Problem details: Copy every line of the items below word for word, with nothing changed or left out.

═══ Records to use ═══

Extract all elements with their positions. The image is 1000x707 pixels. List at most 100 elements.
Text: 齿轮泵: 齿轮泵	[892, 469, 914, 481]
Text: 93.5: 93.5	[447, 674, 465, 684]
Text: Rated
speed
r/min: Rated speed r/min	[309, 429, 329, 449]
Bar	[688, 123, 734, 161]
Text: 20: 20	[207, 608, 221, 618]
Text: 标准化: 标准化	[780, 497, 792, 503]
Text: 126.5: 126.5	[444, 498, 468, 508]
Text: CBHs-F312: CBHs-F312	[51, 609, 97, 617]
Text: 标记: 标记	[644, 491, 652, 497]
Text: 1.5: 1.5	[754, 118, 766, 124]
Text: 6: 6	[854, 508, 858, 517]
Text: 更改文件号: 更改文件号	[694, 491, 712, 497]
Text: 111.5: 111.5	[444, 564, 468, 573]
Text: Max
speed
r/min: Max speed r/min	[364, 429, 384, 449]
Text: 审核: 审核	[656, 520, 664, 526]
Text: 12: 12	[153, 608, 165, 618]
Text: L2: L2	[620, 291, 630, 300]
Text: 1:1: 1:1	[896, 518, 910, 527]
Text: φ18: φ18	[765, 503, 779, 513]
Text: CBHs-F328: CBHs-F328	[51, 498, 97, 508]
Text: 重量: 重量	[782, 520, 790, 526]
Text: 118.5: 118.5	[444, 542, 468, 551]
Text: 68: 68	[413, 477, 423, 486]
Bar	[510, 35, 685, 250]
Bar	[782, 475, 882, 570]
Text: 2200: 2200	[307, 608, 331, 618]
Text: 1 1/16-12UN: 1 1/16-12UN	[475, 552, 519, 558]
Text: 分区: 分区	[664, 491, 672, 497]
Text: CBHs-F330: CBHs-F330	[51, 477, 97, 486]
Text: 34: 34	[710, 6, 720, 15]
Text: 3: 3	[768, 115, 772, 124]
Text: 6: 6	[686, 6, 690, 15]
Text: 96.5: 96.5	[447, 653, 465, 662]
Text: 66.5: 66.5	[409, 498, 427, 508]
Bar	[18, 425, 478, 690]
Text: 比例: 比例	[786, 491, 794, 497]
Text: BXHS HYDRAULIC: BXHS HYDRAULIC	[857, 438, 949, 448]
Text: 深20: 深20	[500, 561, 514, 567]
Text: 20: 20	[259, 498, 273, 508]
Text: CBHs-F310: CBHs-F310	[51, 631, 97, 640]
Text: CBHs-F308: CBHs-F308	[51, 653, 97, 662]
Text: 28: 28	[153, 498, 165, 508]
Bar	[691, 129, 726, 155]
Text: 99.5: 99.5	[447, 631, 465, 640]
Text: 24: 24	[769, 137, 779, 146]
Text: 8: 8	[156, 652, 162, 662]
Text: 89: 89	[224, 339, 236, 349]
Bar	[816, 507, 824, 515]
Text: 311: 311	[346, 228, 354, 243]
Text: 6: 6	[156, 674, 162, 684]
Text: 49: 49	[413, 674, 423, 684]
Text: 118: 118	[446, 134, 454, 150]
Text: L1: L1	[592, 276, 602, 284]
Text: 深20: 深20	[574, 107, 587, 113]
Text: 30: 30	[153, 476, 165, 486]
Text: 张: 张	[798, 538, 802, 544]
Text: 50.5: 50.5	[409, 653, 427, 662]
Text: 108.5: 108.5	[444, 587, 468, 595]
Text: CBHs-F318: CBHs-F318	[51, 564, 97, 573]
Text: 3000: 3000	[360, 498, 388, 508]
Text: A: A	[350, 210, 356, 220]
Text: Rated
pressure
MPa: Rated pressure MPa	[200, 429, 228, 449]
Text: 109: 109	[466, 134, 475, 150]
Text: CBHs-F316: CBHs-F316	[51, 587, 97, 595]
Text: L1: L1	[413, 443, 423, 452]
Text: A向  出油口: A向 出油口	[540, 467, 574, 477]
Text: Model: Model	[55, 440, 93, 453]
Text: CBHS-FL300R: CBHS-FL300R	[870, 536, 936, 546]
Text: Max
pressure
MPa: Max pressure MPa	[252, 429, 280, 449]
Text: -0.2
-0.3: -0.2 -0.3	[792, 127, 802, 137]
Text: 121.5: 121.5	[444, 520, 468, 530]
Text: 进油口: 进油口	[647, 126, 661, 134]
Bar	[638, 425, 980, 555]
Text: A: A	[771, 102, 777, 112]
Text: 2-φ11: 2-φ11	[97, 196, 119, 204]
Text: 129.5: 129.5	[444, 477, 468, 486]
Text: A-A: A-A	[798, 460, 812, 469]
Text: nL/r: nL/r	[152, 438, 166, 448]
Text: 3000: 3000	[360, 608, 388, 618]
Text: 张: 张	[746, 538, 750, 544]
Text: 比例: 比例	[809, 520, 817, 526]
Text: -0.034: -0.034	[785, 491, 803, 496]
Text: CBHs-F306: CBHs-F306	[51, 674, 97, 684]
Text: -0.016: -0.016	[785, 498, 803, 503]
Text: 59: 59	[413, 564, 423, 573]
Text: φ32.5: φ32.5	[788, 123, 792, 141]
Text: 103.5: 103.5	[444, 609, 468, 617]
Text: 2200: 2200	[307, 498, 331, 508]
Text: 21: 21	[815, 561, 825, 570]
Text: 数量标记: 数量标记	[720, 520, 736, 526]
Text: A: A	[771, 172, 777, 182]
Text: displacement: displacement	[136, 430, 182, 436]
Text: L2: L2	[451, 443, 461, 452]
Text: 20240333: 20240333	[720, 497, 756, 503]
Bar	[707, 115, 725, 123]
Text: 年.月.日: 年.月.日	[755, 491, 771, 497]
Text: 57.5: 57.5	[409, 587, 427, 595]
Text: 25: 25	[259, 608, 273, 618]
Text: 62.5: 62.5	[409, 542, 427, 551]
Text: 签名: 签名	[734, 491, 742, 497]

═══

Exercise response:
Extract all elements with their positions. The image is 1000x707 pixels. List at most 100 elements.
Text: 齿轮泵: 齿轮泵	[892, 469, 914, 481]
Text: 93.5: 93.5	[447, 674, 465, 684]
Text: Rated
speed
r/min: Rated speed r/min	[309, 429, 329, 449]
Bar	[688, 123, 734, 161]
Text: 20: 20	[207, 608, 221, 618]
Text: 标准化: 标准化	[780, 497, 792, 503]
Text: 126.5: 126.5	[444, 498, 468, 508]
Text: CBHs-F312: CBHs-F312	[51, 609, 97, 617]
Text: 标记: 标记	[644, 491, 652, 497]
Text: 1.5: 1.5	[754, 118, 766, 124]
Text: 6: 6	[854, 508, 858, 517]
Text: 更改文件号: 更改文件号	[694, 491, 712, 497]
Text: 111.5: 111.5	[444, 564, 468, 573]
Text: Max
speed
r/min: Max speed r/min	[364, 429, 384, 449]
Text: 审核: 审核	[656, 520, 664, 526]
Text: 12: 12	[153, 608, 165, 618]
Text: L2: L2	[620, 291, 630, 300]
Text: 1:1: 1:1	[896, 518, 910, 527]
Text: φ18: φ18	[765, 503, 779, 513]
Text: CBHs-F328: CBHs-F328	[51, 498, 97, 508]
Text: 重量: 重量	[782, 520, 790, 526]
Text: 118.5: 118.5	[444, 542, 468, 551]
Text: 68: 68	[413, 477, 423, 486]
Bar	[510, 35, 685, 250]
Bar	[782, 475, 882, 570]
Text: 2200: 2200	[307, 608, 331, 618]
Text: 1 1/16-12UN: 1 1/16-12UN	[475, 552, 519, 558]
Text: 分区: 分区	[664, 491, 672, 497]
Text: CBHs-F330: CBHs-F330	[51, 477, 97, 486]
Text: 34: 34	[710, 6, 720, 15]
Text: 3: 3	[768, 115, 772, 124]
Text: 6: 6	[686, 6, 690, 15]
Text: 96.5: 96.5	[447, 653, 465, 662]
Text: 66.5: 66.5	[409, 498, 427, 508]
Bar	[18, 425, 478, 690]
Text: 比例: 比例	[786, 491, 794, 497]
Text: BXHS HYDRAULIC: BXHS HYDRAULIC	[857, 438, 949, 448]
Text: 深20: 深20	[500, 561, 514, 567]
Text: 20: 20	[259, 498, 273, 508]
Text: CBHs-F310: CBHs-F310	[51, 631, 97, 640]
Text: CBHs-F308: CBHs-F308	[51, 653, 97, 662]
Text: 28: 28	[153, 498, 165, 508]
Bar	[691, 129, 726, 155]
Text: 99.5: 99.5	[447, 631, 465, 640]
Text: 24: 24	[769, 137, 779, 146]
Text: 8: 8	[156, 652, 162, 662]
Text: 89: 89	[224, 339, 236, 349]
Bar	[816, 507, 824, 515]
Text: 311: 311	[346, 228, 354, 243]
Text: 6: 6	[156, 674, 162, 684]
Text: 49: 49	[413, 674, 423, 684]
Text: 118: 118	[446, 134, 454, 150]
Text: L1: L1	[592, 276, 602, 284]
Text: 深20: 深20	[574, 107, 587, 113]
Text: 30: 30	[153, 476, 165, 486]
Text: 张: 张	[798, 538, 802, 544]
Text: 50.5: 50.5	[409, 653, 427, 662]
Text: 108.5: 108.5	[444, 587, 468, 595]
Text: CBHs-F318: CBHs-F318	[51, 564, 97, 573]
Text: 3000: 3000	[360, 498, 388, 508]
Text: A: A	[350, 210, 356, 220]
Text: Rated
pressure
MPa: Rated pressure MPa	[200, 429, 228, 449]
Text: 109: 109	[466, 134, 475, 150]
Text: CBHs-F316: CBHs-F316	[51, 587, 97, 595]
Text: L1: L1	[413, 443, 423, 452]
Text: A向  出油口: A向 出油口	[540, 467, 574, 477]
Text: Model: Model	[55, 440, 93, 453]
Text: CBHS-FL300R: CBHS-FL300R	[870, 536, 936, 546]
Text: Max
pressure
MPa: Max pressure MPa	[252, 429, 280, 449]
Text: -0.2
-0.3: -0.2 -0.3	[792, 127, 802, 137]
Text: 121.5: 121.5	[444, 520, 468, 530]
Text: 进油口: 进油口	[647, 126, 661, 134]
Bar	[638, 425, 980, 555]
Text: A: A	[771, 102, 777, 112]
Text: 2-φ11: 2-φ11	[97, 196, 119, 204]
Text: 129.5: 129.5	[444, 477, 468, 486]
Text: A-A: A-A	[798, 460, 812, 469]
Text: nL/r: nL/r	[152, 438, 166, 448]
Text: 3000: 3000	[360, 608, 388, 618]
Text: 张: 张	[746, 538, 750, 544]
Text: 比例: 比例	[809, 520, 817, 526]
Text: -0.034: -0.034	[785, 491, 803, 496]
Text: CBHs-F306: CBHs-F306	[51, 674, 97, 684]
Text: -0.016: -0.016	[785, 498, 803, 503]
Text: 59: 59	[413, 564, 423, 573]
Text: φ32.5: φ32.5	[788, 123, 792, 141]
Text: 103.5: 103.5	[444, 609, 468, 617]
Text: 2200: 2200	[307, 498, 331, 508]
Text: 21: 21	[815, 561, 825, 570]
Text: 数量标记: 数量标记	[720, 520, 736, 526]
Text: A: A	[771, 172, 777, 182]
Text: displacement: displacement	[136, 430, 182, 436]
Text: L2: L2	[451, 443, 461, 452]
Text: 20240333: 20240333	[720, 497, 756, 503]
Bar	[707, 115, 725, 123]
Text: 年.月.日: 年.月.日	[755, 491, 771, 497]
Text: 57.5: 57.5	[409, 587, 427, 595]
Text: 25: 25	[259, 608, 273, 618]
Text: 62.5: 62.5	[409, 542, 427, 551]
Text: 签名: 签名	[734, 491, 742, 497]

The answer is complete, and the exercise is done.